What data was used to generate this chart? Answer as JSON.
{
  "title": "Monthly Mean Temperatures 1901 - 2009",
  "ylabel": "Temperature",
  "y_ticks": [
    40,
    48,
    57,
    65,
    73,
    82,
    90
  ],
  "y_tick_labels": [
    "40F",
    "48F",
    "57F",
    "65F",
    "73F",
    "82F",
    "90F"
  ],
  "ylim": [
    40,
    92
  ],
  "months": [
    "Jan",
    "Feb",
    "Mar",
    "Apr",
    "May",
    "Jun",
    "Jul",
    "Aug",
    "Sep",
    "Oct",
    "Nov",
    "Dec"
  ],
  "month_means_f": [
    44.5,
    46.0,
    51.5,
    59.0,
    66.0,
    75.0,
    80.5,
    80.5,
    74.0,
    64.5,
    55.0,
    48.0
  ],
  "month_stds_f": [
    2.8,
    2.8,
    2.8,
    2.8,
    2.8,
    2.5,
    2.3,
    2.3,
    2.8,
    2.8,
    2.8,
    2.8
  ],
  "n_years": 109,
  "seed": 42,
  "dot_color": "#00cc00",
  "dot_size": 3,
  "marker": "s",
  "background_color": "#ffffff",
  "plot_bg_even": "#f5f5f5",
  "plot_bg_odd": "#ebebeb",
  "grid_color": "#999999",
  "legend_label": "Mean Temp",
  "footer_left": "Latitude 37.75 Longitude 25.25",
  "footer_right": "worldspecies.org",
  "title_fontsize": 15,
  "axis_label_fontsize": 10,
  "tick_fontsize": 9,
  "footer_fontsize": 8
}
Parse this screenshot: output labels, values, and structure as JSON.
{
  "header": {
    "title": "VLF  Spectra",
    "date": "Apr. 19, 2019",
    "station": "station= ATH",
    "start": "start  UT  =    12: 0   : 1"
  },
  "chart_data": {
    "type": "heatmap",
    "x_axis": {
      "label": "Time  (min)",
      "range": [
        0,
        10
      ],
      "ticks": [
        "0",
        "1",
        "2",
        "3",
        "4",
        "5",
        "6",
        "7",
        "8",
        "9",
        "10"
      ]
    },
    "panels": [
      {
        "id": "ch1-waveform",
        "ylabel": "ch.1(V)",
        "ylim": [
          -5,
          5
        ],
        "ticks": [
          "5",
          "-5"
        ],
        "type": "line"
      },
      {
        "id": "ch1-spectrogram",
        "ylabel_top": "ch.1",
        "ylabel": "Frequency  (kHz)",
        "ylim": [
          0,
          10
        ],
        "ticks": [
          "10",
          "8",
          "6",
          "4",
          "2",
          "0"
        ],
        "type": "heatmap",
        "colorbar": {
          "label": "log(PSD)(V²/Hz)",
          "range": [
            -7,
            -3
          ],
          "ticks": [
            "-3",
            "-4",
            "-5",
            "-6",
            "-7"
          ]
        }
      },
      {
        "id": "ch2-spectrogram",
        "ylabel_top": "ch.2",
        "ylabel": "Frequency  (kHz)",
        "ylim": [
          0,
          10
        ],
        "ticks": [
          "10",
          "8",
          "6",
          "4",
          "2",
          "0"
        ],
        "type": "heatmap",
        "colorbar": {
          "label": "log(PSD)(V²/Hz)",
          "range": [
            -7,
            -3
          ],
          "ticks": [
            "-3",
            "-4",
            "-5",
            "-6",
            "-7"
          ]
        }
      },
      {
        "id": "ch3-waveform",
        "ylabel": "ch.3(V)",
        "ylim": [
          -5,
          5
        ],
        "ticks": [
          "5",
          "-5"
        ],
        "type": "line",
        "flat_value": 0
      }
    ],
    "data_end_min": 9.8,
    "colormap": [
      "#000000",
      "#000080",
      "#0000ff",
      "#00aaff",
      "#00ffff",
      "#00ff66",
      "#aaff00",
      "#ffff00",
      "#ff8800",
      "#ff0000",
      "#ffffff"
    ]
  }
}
|---|
Task instructions: From the data above, gather every line that includes the word "spectrogram".

Result of the exercise:
        "id": "ch1-spectrogram",
        "id": "ch2-spectrogram",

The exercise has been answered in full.